[Start of section]

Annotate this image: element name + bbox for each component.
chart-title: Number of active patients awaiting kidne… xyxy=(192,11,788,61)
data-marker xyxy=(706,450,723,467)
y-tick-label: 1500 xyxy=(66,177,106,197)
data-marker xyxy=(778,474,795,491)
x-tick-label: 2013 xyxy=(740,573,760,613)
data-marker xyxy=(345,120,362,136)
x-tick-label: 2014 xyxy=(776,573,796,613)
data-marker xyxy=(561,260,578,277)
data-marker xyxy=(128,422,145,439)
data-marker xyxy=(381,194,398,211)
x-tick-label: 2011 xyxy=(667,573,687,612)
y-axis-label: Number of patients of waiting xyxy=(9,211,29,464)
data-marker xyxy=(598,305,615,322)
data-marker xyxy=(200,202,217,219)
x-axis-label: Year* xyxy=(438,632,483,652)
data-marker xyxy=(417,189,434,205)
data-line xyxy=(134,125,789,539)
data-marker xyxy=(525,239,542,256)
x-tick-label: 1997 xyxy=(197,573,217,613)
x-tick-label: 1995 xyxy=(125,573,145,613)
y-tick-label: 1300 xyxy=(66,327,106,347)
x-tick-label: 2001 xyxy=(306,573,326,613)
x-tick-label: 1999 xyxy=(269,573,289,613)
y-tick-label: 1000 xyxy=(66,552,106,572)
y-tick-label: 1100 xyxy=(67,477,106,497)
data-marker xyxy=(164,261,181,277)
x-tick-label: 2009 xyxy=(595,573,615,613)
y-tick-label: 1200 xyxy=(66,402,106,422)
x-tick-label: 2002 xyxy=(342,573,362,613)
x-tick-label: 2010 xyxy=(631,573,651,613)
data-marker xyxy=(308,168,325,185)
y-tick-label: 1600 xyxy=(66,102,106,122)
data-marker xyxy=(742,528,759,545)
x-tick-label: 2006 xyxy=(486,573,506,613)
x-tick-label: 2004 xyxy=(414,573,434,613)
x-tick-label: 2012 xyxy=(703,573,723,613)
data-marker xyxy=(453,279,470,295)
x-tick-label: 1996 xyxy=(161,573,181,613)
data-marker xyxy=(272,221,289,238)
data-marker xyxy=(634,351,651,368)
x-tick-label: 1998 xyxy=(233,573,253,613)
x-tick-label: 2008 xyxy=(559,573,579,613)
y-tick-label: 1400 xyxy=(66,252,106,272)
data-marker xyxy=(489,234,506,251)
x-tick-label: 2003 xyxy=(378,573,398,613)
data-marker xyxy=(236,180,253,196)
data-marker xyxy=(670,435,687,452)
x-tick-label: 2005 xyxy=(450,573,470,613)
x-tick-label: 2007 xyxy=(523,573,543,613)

[End of section]

Problem: Copy each line of the data above exactly as it appears.

Expected answer:
Annotate this image: element name + bbox for each component.
chart-title: Number of active patients awaiting kidne… xyxy=(192,11,788,61)
data-marker xyxy=(706,450,723,467)
y-tick-label: 1500 xyxy=(66,177,106,197)
data-marker xyxy=(778,474,795,491)
x-tick-label: 2013 xyxy=(740,573,760,613)
data-marker xyxy=(345,120,362,136)
x-tick-label: 2014 xyxy=(776,573,796,613)
data-marker xyxy=(561,260,578,277)
data-marker xyxy=(128,422,145,439)
data-marker xyxy=(381,194,398,211)
x-tick-label: 2011 xyxy=(667,573,687,612)
y-axis-label: Number of patients of waiting xyxy=(9,211,29,464)
data-marker xyxy=(598,305,615,322)
data-marker xyxy=(200,202,217,219)
x-axis-label: Year* xyxy=(438,632,483,652)
data-marker xyxy=(417,189,434,205)
data-line xyxy=(134,125,789,539)
data-marker xyxy=(525,239,542,256)
x-tick-label: 1997 xyxy=(197,573,217,613)
x-tick-label: 1995 xyxy=(125,573,145,613)
y-tick-label: 1300 xyxy=(66,327,106,347)
x-tick-label: 2001 xyxy=(306,573,326,613)
x-tick-label: 1999 xyxy=(269,573,289,613)
y-tick-label: 1000 xyxy=(66,552,106,572)
y-tick-label: 1100 xyxy=(67,477,106,497)
data-marker xyxy=(164,261,181,277)
x-tick-label: 2009 xyxy=(595,573,615,613)
y-tick-label: 1200 xyxy=(66,402,106,422)
x-tick-label: 2002 xyxy=(342,573,362,613)
x-tick-label: 2010 xyxy=(631,573,651,613)
data-marker xyxy=(308,168,325,185)
y-tick-label: 1600 xyxy=(66,102,106,122)
data-marker xyxy=(742,528,759,545)
x-tick-label: 2006 xyxy=(486,573,506,613)
x-tick-label: 2004 xyxy=(414,573,434,613)
x-tick-label: 2012 xyxy=(703,573,723,613)
data-marker xyxy=(453,279,470,295)
x-tick-label: 1996 xyxy=(161,573,181,613)
data-marker xyxy=(272,221,289,238)
data-marker xyxy=(634,351,651,368)
x-tick-label: 1998 xyxy=(233,573,253,613)
x-tick-label: 2008 xyxy=(559,573,579,613)
y-tick-label: 1400 xyxy=(66,252,106,272)
data-marker xyxy=(489,234,506,251)
x-tick-label: 2003 xyxy=(378,573,398,613)
data-marker xyxy=(236,180,253,196)
data-marker xyxy=(670,435,687,452)
x-tick-label: 2005 xyxy=(450,573,470,613)
x-tick-label: 2007 xyxy=(523,573,543,613)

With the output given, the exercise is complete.